Task prompt
Could you copy every line of the records below without changing any of them, leaving out the pictures?

Recorded data
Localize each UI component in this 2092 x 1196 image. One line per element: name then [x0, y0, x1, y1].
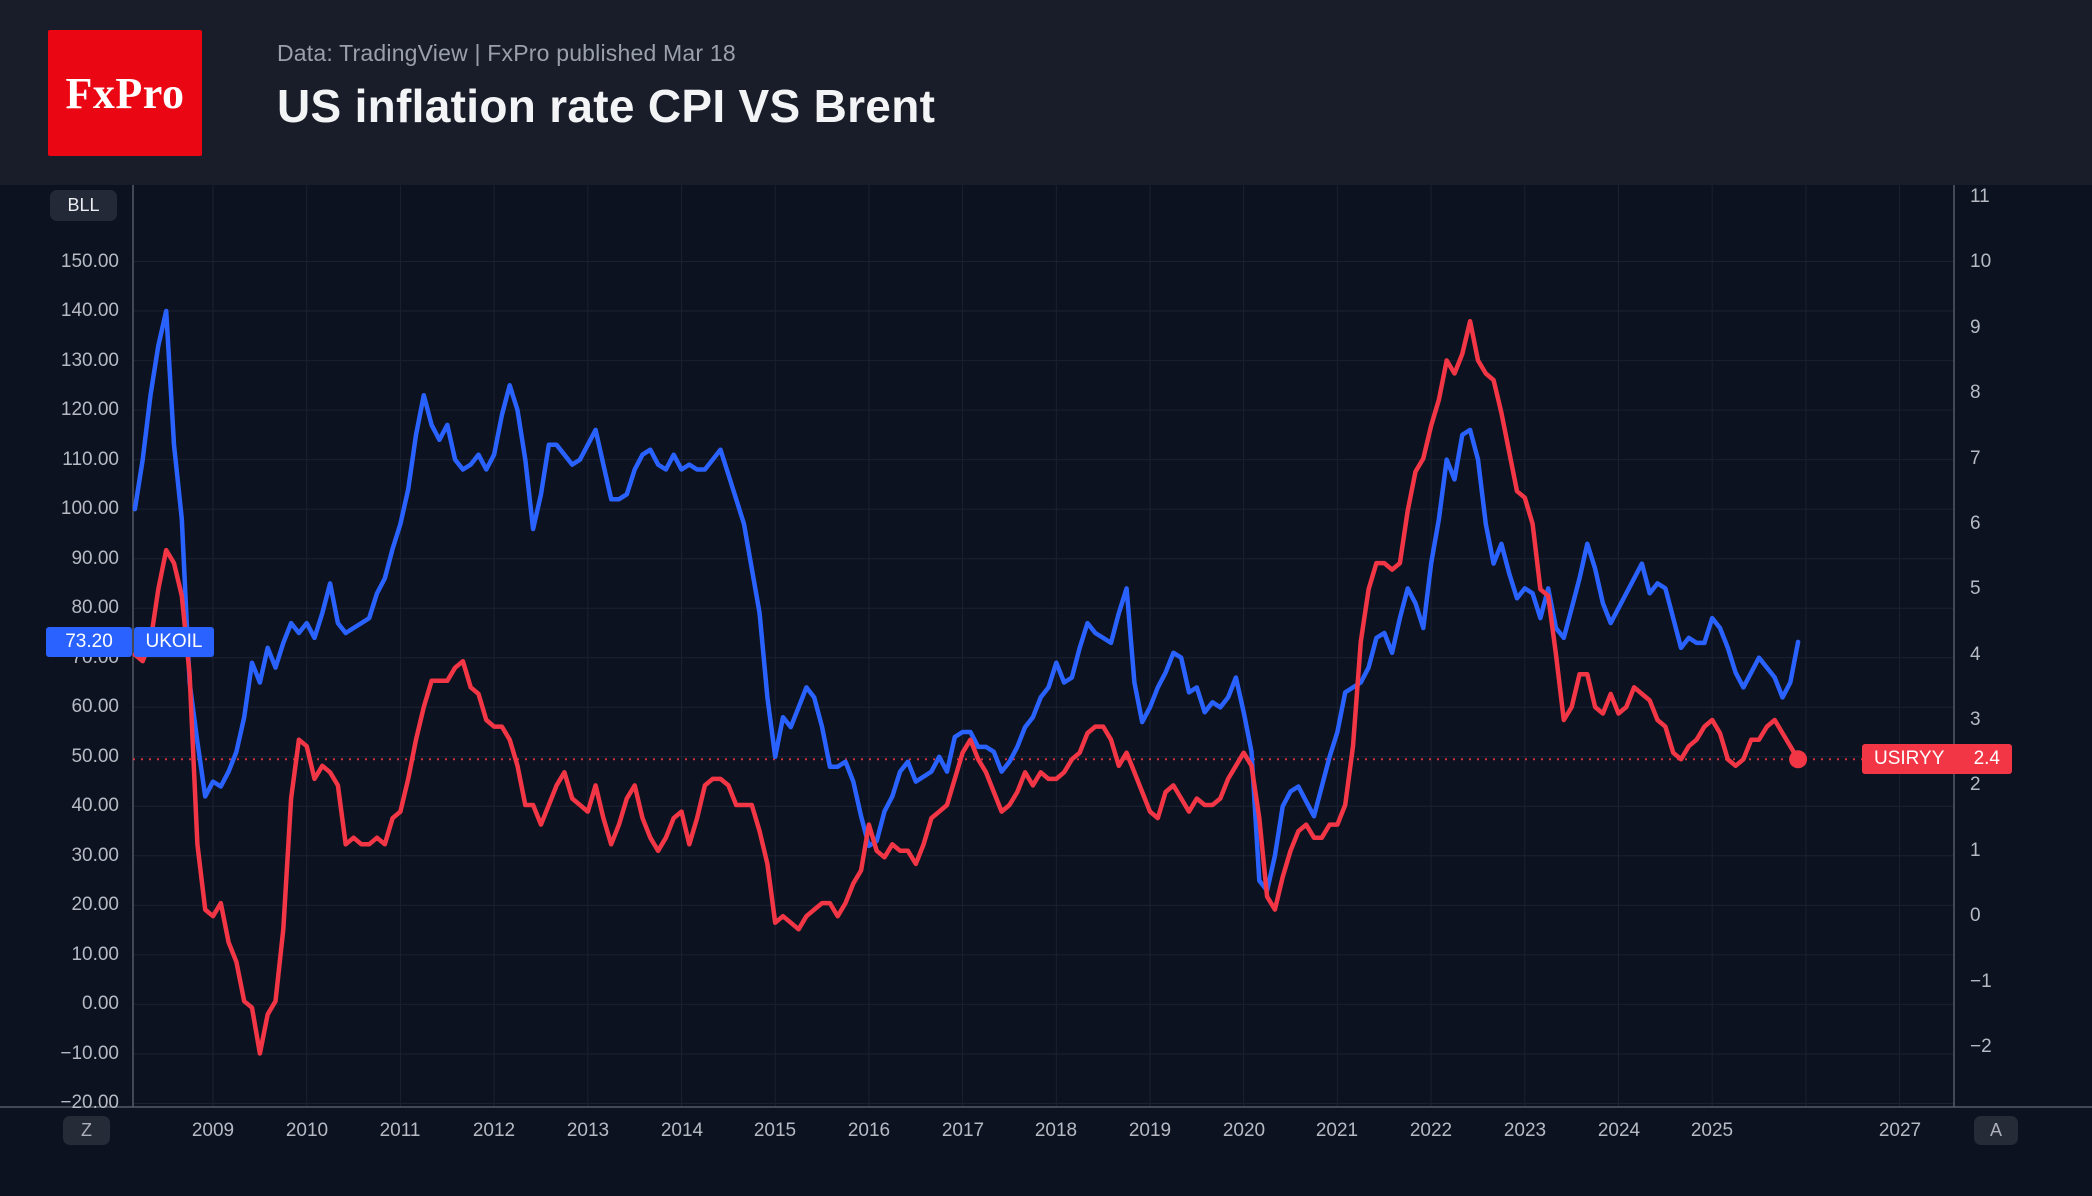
ukoil-symbol-badge: UKOIL — [134, 627, 214, 657]
time-axis-tick: 2021 — [1315, 1120, 1359, 1141]
right-axis-tick: −1 — [1970, 971, 1992, 992]
right-axis-tick: 9 — [1970, 317, 1981, 338]
right-axis-tick: 7 — [1970, 448, 1981, 469]
left-axis-tick: 20.00 — [71, 894, 119, 915]
data-source-caption: Data: TradingView | FxPro published Mar … — [277, 40, 736, 66]
left-axis-tick: 150.00 — [60, 251, 119, 272]
left-axis-tick: 110.00 — [62, 449, 119, 470]
right-axis-tick: 4 — [1970, 644, 1981, 665]
chart-canvas[interactable] — [0, 185, 2092, 1196]
fxpro-logo-text: FxPro — [65, 68, 185, 118]
cpi-last-point-marker — [1789, 750, 1808, 769]
time-axis-tick: 2023 — [1503, 1120, 1547, 1141]
right-axis-tick: 6 — [1970, 513, 1981, 534]
time-axis-tick: 2025 — [1690, 1120, 1734, 1141]
left-axis-tick: −10.00 — [60, 1043, 119, 1064]
brent-line[interactable] — [132, 308, 1801, 893]
usiryy-value-label: 2.4 — [1973, 748, 2000, 769]
left-axis-tick: 100.00 — [60, 498, 119, 519]
left-axis-tick: −20.00 — [60, 1092, 119, 1113]
time-axis-tick: 2017 — [941, 1120, 985, 1141]
left-axis-tick: 10.00 — [71, 944, 119, 965]
page-title: US inflation rate CPI VS Brent — [277, 80, 936, 132]
left-axis-tick: 40.00 — [71, 795, 119, 816]
fxpro-logo: FxPro — [48, 30, 202, 156]
time-axis-tick: 2019 — [1128, 1120, 1172, 1141]
usiryy-symbol-label: USIRYY — [1874, 748, 1945, 769]
left-axis-tick: 30.00 — [71, 845, 119, 866]
right-axis-tick: 0 — [1970, 905, 1981, 926]
time-axis-tick: 2015 — [753, 1120, 797, 1141]
time-axis-tick: 2027 — [1878, 1120, 1922, 1141]
time-axis-tick: 2012 — [472, 1120, 516, 1141]
time-axis-tick: 2013 — [566, 1120, 610, 1141]
left-axis-tick: 140.00 — [60, 300, 119, 321]
left-axis-tick: 130.00 — [60, 350, 119, 371]
left-axis-tick: 0.00 — [82, 993, 119, 1014]
auto-scale-button[interactable]: A — [1974, 1116, 2018, 1145]
right-axis-tick: 10 — [1970, 251, 1992, 272]
right-axis-tick: 8 — [1970, 382, 1981, 403]
time-axis-tick: 2024 — [1597, 1120, 1641, 1141]
time-axis-tick: 2014 — [660, 1120, 704, 1141]
header-text: Data: TradingView | FxPro published Mar … — [277, 40, 935, 133]
time-axis-tick: 2010 — [285, 1120, 329, 1141]
header: FxPro Data: TradingView | FxPro publishe… — [0, 0, 2092, 185]
left-axis-tick: 120.00 — [60, 399, 119, 420]
time-axis-tick: 2020 — [1222, 1120, 1266, 1141]
right-axis-tick: 1 — [1970, 840, 1981, 861]
ukoil-price-badge: 73.20 — [46, 627, 132, 657]
unit-button[interactable]: BLL — [50, 190, 117, 221]
time-axis-tick: 2011 — [379, 1120, 421, 1141]
cpi-line[interactable] — [132, 318, 1801, 1056]
right-axis-tick: 3 — [1970, 709, 1981, 730]
time-axis-tick: 2018 — [1034, 1120, 1078, 1141]
time-axis-tick: 2022 — [1409, 1120, 1453, 1141]
left-axis-tick: 80.00 — [71, 597, 119, 618]
right-axis-tick: 11 — [1970, 186, 1990, 207]
time-axis-tick: 2016 — [847, 1120, 891, 1141]
right-axis-tick: 5 — [1970, 578, 1981, 599]
left-axis-tick: 50.00 — [71, 746, 119, 767]
ukoil-price-row: 73.20 UKOIL — [46, 627, 214, 657]
right-axis-tick: 2 — [1970, 774, 1981, 795]
left-axis-tick: 60.00 — [71, 696, 119, 717]
right-axis-tick: −2 — [1970, 1036, 1992, 1057]
timezone-button[interactable]: Z — [63, 1116, 110, 1145]
left-axis-tick: 90.00 — [71, 548, 119, 569]
usiryy-price-badge: USIRYY 2.4 — [1862, 744, 2012, 774]
time-axis-tick: 2009 — [191, 1120, 235, 1141]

Solution for this problem
Localize each UI component in this 2092 x 1196 image. One line per element: name then [x0, y0, x1, y1].
ukoil-symbol-badge: UKOIL — [134, 627, 214, 657]
time-axis-tick: 2021 — [1315, 1120, 1359, 1141]
right-axis-tick: −1 — [1970, 971, 1992, 992]
right-axis-tick: 9 — [1970, 317, 1981, 338]
right-axis-tick: 7 — [1970, 448, 1981, 469]
left-axis-tick: 20.00 — [71, 894, 119, 915]
data-source-caption: Data: TradingView | FxPro published Mar … — [277, 40, 736, 66]
left-axis-tick: 150.00 — [60, 251, 119, 272]
left-axis-tick: 110.00 — [62, 449, 119, 470]
right-axis-tick: 4 — [1970, 644, 1981, 665]
chart-canvas[interactable] — [0, 185, 2092, 1196]
fxpro-logo-text: FxPro — [65, 68, 185, 118]
cpi-last-point-marker — [1789, 750, 1808, 769]
time-axis-tick: 2023 — [1503, 1120, 1547, 1141]
right-axis-tick: 6 — [1970, 513, 1981, 534]
time-axis-tick: 2025 — [1690, 1120, 1734, 1141]
left-axis-tick: −10.00 — [60, 1043, 119, 1064]
brent-line[interactable] — [132, 308, 1801, 893]
usiryy-value-label: 2.4 — [1973, 748, 2000, 769]
left-axis-tick: 100.00 — [60, 498, 119, 519]
left-axis-tick: −20.00 — [60, 1092, 119, 1113]
time-axis-tick: 2017 — [941, 1120, 985, 1141]
left-axis-tick: 10.00 — [71, 944, 119, 965]
page-title: US inflation rate CPI VS Brent — [277, 80, 936, 132]
left-axis-tick: 40.00 — [71, 795, 119, 816]
fxpro-logo: FxPro — [48, 30, 202, 156]
time-axis-tick: 2019 — [1128, 1120, 1172, 1141]
usiryy-symbol-label: USIRYY — [1874, 748, 1945, 769]
left-axis-tick: 30.00 — [71, 845, 119, 866]
right-axis-tick: 0 — [1970, 905, 1981, 926]
time-axis-tick: 2015 — [753, 1120, 797, 1141]
time-axis-tick: 2027 — [1878, 1120, 1922, 1141]
time-axis-tick: 2012 — [472, 1120, 516, 1141]
time-axis-tick: 2013 — [566, 1120, 610, 1141]
left-axis-tick: 140.00 — [60, 300, 119, 321]
left-axis-tick: 130.00 — [60, 350, 119, 371]
left-axis-tick: 0.00 — [82, 993, 119, 1014]
auto-scale-button[interactable]: A — [1974, 1116, 2018, 1145]
right-axis-tick: 10 — [1970, 251, 1992, 272]
right-axis-tick: 8 — [1970, 382, 1981, 403]
time-axis-tick: 2024 — [1597, 1120, 1641, 1141]
time-axis-tick: 2014 — [660, 1120, 704, 1141]
header-text: Data: TradingView | FxPro published Mar … — [277, 40, 935, 133]
time-axis-tick: 2010 — [285, 1120, 329, 1141]
header: FxPro Data: TradingView | FxPro publishe… — [0, 0, 2092, 185]
left-axis-tick: 120.00 — [60, 399, 119, 420]
time-axis-tick: 2020 — [1222, 1120, 1266, 1141]
right-axis-tick: 1 — [1970, 840, 1981, 861]
ukoil-price-badge: 73.20 — [46, 627, 132, 657]
unit-button[interactable]: BLL — [50, 190, 117, 221]
time-axis-tick: 2011 — [379, 1120, 421, 1141]
cpi-line[interactable] — [132, 318, 1801, 1056]
right-axis-tick: 3 — [1970, 709, 1981, 730]
time-axis-tick: 2018 — [1034, 1120, 1078, 1141]
time-axis-tick: 2022 — [1409, 1120, 1453, 1141]
left-axis-tick: 80.00 — [71, 597, 119, 618]
right-axis-tick: 11 — [1970, 186, 1990, 207]
time-axis-tick: 2016 — [847, 1120, 891, 1141]
right-axis-tick: 5 — [1970, 578, 1981, 599]
left-axis-tick: 50.00 — [71, 746, 119, 767]
ukoil-price-row: 73.20 UKOIL — [46, 627, 214, 657]
right-axis-tick: 2 — [1970, 774, 1981, 795]
left-axis-tick: 60.00 — [71, 696, 119, 717]
right-axis-tick: −2 — [1970, 1036, 1992, 1057]
timezone-button[interactable]: Z — [63, 1116, 110, 1145]
left-axis-tick: 90.00 — [71, 548, 119, 569]
usiryy-price-badge: USIRYY 2.4 — [1862, 744, 2012, 774]
time-axis-tick: 2009 — [191, 1120, 235, 1141]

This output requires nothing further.